### YOUR OBJECTIVE
Work through the data line by line, gathering every line that has the word "image".

[EXERCISE INPUT start]

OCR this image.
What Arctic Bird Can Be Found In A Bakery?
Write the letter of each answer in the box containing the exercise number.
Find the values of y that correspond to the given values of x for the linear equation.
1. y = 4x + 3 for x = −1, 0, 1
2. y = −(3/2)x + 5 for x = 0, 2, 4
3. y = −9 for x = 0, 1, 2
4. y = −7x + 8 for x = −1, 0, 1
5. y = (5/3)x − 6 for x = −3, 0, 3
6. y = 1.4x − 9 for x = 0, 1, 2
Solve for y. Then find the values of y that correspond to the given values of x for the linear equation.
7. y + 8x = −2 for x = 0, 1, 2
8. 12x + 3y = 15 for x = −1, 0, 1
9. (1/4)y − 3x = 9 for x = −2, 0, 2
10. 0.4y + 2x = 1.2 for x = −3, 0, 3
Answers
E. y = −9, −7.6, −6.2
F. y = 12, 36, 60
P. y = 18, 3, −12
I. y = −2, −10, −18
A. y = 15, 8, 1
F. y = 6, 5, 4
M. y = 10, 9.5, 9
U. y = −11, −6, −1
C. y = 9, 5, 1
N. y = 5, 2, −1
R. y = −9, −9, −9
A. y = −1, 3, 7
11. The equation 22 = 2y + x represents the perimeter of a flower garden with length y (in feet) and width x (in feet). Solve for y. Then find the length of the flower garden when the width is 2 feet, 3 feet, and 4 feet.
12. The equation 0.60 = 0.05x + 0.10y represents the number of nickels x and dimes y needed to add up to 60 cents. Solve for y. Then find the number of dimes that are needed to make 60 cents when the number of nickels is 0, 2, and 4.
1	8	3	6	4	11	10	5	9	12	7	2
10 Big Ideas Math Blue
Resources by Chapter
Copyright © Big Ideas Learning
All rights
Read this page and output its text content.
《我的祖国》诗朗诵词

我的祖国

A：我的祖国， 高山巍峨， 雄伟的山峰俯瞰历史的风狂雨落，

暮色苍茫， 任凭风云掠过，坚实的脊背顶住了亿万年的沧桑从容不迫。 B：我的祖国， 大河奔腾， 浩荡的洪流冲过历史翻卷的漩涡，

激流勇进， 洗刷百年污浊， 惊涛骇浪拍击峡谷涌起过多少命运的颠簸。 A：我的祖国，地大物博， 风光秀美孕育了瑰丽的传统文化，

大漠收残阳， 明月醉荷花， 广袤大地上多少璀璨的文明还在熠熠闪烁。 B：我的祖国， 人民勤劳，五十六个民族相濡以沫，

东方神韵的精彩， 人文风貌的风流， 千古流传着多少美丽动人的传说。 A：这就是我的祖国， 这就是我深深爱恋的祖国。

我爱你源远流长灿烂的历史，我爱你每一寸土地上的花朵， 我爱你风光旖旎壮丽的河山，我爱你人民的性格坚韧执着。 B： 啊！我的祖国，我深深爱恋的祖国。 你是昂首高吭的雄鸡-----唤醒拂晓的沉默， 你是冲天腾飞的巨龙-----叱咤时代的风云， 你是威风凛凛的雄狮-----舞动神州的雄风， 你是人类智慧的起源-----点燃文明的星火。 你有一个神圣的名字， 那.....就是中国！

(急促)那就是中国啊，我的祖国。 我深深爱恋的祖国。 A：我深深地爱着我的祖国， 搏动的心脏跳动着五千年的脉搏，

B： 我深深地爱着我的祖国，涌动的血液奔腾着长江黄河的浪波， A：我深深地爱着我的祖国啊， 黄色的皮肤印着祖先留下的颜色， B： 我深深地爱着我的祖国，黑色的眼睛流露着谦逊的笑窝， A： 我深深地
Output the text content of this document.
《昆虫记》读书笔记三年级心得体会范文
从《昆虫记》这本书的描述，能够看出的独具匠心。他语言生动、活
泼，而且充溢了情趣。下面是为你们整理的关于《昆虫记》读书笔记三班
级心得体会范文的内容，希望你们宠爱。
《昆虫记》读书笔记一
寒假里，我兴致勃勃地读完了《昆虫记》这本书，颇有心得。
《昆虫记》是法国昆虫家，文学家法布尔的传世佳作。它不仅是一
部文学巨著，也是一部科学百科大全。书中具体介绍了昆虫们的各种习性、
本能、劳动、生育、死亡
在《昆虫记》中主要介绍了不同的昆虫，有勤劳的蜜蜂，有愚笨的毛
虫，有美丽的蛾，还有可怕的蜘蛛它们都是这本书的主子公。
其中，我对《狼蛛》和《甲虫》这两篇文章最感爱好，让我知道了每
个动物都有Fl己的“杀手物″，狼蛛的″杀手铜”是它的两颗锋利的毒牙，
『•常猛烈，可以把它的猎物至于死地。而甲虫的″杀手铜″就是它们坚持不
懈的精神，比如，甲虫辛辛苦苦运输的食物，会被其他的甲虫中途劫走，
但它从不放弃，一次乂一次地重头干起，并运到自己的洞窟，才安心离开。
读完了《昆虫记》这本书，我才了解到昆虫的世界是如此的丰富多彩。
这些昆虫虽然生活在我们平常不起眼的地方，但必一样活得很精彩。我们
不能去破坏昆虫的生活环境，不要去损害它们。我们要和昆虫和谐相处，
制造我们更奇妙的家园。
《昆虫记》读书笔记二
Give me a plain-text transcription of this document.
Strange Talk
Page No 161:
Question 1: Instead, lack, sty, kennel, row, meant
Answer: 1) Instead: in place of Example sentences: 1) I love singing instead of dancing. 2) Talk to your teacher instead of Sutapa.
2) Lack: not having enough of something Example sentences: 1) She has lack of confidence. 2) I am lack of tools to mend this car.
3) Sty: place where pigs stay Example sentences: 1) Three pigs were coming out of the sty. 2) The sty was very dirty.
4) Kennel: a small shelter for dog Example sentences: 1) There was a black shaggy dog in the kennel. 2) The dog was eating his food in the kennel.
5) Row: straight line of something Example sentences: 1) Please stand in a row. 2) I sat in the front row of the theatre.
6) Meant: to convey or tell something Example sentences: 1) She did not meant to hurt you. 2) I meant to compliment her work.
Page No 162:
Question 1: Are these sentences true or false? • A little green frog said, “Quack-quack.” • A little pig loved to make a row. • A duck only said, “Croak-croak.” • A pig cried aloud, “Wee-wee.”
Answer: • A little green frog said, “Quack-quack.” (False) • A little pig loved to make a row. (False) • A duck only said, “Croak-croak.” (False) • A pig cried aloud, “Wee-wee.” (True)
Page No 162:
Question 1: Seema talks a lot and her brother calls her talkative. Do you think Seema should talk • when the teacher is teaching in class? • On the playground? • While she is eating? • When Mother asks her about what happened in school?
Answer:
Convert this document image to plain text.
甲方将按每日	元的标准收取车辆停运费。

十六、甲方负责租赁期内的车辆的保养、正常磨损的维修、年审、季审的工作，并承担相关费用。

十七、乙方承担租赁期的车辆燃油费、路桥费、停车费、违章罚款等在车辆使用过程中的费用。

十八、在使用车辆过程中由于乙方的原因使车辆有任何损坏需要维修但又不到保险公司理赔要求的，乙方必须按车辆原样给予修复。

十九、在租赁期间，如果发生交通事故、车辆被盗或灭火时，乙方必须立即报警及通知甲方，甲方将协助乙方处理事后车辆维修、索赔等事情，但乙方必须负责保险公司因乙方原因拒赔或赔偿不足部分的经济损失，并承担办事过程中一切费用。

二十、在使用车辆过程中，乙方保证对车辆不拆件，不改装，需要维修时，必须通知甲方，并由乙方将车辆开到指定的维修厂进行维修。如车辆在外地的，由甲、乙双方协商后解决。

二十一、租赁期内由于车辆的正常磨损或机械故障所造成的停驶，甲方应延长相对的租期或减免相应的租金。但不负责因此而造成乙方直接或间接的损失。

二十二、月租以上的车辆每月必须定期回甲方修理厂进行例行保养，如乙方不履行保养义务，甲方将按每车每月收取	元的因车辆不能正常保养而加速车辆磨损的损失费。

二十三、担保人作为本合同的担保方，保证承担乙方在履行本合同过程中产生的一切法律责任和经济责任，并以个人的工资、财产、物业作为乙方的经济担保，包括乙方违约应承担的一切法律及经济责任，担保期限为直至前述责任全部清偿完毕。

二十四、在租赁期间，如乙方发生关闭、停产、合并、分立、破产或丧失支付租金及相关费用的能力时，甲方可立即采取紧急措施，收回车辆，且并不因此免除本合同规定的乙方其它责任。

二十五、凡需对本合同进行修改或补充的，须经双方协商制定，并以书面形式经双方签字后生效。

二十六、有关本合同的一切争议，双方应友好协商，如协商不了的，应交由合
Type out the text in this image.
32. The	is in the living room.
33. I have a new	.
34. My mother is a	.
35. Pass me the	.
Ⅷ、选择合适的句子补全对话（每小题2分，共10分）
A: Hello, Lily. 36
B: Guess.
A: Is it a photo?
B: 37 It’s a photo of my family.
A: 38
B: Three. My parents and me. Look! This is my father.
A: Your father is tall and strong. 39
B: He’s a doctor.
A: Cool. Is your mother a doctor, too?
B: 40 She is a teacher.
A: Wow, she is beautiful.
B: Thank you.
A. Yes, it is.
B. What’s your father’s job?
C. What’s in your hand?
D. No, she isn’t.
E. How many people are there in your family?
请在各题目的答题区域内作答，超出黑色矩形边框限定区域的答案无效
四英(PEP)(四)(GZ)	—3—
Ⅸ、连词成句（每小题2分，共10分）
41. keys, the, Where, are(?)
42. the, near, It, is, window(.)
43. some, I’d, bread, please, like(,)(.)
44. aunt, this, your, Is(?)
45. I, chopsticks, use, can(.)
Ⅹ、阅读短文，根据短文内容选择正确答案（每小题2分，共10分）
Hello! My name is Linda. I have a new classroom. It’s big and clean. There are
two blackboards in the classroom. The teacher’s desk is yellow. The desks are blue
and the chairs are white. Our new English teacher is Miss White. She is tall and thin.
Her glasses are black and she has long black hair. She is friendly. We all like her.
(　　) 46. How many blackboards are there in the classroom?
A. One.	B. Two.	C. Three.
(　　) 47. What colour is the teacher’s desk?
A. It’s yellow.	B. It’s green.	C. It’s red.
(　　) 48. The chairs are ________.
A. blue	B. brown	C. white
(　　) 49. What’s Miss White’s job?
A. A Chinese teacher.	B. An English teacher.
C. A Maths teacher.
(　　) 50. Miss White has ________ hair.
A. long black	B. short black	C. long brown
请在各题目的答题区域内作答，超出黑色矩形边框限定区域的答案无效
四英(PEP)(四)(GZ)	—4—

[EXERCISE INPUT end]

### EXPECTED OUTPUT
OCR this image.
Convert this document image to plain text.
Type out the text in this image.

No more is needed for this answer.